» What needs to be done
Collect each line containing "kesatuan".

» Dataset entries

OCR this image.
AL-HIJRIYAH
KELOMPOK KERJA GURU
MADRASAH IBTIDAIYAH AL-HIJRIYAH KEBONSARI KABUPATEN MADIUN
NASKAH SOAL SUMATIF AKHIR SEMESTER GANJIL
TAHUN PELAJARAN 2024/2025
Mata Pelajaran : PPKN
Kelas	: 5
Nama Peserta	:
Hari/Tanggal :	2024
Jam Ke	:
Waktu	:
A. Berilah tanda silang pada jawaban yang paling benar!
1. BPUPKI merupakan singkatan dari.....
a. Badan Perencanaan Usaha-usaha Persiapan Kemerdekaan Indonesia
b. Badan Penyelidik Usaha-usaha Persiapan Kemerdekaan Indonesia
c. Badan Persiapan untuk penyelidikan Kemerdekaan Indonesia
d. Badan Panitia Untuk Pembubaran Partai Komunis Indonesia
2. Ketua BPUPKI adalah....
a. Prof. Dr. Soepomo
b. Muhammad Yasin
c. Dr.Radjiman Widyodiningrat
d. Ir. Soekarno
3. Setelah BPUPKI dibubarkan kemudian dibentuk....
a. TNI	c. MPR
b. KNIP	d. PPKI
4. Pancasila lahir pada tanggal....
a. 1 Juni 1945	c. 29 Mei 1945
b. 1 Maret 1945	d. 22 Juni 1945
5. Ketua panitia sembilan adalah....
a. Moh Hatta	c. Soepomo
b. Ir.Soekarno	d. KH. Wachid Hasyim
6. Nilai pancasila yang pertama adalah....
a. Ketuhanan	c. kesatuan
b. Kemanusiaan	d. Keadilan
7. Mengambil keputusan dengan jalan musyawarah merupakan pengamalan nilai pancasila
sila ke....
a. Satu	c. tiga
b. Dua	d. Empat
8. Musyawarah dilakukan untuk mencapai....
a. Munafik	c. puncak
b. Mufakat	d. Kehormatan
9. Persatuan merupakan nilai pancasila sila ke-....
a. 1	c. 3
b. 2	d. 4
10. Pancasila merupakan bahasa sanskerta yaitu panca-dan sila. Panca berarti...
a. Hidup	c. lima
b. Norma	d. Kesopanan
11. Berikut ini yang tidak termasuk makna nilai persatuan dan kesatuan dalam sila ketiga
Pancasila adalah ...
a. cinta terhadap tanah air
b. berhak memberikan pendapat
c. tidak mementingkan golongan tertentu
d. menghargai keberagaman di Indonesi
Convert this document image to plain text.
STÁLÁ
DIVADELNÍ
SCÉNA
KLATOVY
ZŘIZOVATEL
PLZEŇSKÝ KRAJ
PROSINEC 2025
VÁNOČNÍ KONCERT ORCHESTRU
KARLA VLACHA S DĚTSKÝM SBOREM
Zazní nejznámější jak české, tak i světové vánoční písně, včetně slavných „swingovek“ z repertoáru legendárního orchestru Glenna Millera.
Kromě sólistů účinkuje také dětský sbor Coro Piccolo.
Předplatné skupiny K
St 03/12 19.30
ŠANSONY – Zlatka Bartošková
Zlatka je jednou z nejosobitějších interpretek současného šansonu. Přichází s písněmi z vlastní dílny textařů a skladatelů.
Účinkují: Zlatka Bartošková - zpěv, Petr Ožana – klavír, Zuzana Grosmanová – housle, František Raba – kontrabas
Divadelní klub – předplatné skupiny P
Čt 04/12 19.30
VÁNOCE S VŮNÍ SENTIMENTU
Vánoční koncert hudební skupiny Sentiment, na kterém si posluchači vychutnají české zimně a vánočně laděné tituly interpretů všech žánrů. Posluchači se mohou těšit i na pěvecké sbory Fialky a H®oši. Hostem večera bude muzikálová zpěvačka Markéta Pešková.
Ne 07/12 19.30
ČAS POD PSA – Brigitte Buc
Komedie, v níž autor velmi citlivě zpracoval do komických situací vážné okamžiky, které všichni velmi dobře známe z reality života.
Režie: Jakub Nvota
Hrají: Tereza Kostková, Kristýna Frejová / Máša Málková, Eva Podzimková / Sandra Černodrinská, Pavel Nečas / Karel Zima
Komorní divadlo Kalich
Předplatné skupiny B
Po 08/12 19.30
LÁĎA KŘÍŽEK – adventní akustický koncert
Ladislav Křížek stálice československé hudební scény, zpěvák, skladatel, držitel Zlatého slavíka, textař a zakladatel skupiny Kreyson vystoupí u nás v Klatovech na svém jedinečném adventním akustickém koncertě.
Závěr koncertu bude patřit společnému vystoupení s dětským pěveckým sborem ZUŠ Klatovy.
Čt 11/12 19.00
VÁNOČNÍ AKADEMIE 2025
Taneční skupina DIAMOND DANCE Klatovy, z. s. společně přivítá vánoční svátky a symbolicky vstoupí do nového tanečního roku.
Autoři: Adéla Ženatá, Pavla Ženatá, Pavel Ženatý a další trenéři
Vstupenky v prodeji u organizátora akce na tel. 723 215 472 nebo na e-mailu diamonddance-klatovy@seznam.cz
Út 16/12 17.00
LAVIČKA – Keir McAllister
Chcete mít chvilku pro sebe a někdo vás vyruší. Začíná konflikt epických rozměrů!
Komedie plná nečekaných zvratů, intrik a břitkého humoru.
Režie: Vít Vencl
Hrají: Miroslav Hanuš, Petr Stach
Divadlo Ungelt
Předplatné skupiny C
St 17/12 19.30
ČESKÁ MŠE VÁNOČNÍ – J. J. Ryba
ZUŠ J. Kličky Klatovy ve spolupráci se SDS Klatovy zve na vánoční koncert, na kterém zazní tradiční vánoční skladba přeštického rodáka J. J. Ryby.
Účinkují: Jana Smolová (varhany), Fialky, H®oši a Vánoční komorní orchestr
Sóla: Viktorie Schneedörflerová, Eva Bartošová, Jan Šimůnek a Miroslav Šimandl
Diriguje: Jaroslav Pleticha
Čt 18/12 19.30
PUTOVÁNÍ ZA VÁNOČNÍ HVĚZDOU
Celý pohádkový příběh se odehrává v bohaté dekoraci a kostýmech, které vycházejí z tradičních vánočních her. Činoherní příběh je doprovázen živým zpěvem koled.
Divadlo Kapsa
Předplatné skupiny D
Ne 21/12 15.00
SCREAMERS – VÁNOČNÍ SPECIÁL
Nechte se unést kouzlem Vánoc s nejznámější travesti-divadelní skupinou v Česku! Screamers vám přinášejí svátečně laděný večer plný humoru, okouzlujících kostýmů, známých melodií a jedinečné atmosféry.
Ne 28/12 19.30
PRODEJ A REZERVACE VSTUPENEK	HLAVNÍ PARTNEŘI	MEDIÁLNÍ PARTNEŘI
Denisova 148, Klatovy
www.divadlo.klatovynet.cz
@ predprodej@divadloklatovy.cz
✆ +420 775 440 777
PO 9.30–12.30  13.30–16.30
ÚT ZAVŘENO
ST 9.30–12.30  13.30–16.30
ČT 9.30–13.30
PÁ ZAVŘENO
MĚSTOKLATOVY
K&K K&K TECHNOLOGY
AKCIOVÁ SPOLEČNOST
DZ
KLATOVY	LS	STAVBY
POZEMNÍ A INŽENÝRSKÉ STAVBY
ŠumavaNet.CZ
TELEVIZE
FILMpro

» Written answer
a. Ketuhanan	c. kesatuan
11. Berikut ini yang tidak termasuk makna nilai persatuan dan kesatuan dalam sila ketiga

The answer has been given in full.